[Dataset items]
>>>>
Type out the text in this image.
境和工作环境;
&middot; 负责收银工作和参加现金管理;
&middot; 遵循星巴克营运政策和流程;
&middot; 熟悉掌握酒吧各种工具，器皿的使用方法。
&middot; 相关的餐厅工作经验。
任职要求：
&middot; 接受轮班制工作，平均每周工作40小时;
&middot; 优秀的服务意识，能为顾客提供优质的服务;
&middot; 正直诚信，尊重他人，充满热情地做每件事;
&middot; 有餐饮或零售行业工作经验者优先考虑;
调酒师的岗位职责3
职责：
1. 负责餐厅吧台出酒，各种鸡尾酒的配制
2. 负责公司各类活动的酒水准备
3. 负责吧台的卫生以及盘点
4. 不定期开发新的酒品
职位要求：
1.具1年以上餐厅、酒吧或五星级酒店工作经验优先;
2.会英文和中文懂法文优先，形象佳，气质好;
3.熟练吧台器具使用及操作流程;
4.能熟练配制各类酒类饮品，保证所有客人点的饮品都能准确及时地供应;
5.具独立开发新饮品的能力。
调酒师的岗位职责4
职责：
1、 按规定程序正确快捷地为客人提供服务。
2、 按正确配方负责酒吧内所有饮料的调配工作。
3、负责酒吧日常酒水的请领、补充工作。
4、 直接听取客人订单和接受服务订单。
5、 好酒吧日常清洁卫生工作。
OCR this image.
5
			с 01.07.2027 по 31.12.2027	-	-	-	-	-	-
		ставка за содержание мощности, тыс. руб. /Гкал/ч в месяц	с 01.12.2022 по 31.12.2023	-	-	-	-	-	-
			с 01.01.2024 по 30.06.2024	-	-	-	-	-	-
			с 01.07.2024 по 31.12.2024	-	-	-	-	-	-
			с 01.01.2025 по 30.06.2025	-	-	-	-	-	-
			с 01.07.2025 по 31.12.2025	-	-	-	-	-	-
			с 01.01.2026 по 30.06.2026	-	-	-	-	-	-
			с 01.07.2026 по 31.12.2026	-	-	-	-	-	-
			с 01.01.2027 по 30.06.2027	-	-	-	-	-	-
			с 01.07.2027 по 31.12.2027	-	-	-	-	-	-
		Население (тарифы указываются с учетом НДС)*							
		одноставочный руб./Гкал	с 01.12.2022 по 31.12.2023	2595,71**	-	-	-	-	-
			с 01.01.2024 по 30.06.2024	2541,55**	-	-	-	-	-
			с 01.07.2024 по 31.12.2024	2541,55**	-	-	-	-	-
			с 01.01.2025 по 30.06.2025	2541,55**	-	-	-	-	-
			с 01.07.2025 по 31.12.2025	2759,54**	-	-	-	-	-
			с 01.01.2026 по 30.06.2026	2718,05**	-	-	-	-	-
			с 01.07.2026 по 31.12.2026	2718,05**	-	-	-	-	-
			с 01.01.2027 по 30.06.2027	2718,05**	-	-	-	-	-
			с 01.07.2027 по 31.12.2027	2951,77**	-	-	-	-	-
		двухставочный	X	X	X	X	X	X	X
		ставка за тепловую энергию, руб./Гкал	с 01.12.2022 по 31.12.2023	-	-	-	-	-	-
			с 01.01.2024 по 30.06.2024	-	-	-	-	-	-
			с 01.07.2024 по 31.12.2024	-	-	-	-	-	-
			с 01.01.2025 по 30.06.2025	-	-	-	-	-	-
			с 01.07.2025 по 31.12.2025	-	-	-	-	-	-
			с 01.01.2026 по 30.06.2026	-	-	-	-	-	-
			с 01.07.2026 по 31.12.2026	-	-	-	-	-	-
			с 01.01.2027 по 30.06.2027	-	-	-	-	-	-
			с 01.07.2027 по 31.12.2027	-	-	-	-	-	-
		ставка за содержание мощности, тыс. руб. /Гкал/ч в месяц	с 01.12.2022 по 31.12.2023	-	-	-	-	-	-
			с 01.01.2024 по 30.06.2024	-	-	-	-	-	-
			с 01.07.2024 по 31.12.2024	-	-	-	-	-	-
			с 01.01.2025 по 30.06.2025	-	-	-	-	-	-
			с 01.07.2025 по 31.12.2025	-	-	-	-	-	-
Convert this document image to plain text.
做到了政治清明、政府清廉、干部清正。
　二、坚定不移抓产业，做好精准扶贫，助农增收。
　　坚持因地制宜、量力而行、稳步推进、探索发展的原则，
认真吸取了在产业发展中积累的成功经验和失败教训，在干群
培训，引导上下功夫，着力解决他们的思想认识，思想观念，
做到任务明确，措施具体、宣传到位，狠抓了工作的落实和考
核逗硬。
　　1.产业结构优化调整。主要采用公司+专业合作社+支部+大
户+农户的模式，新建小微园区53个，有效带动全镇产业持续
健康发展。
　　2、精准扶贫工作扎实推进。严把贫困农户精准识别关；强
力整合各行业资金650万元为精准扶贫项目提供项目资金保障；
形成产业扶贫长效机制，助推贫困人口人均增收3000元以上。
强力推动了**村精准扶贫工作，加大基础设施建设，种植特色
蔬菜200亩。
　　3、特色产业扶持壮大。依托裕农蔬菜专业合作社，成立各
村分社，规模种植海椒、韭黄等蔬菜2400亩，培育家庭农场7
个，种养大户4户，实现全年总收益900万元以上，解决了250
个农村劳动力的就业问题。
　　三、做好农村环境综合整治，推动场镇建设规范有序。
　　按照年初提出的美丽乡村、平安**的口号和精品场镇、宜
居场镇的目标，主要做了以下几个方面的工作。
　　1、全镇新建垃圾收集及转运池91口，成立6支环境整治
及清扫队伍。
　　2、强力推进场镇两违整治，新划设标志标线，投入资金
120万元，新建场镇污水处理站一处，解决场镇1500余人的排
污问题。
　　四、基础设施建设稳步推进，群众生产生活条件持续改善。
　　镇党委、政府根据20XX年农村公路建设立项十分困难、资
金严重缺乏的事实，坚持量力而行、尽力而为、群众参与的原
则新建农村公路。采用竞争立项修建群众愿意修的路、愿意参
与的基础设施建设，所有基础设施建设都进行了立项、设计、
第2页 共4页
<<<<
Given task:
Search the preceding listing for "this" and extract every line where it is found.

Complete response:
Type out the text in this image.
OCR this image.
Convert this document image to plain text.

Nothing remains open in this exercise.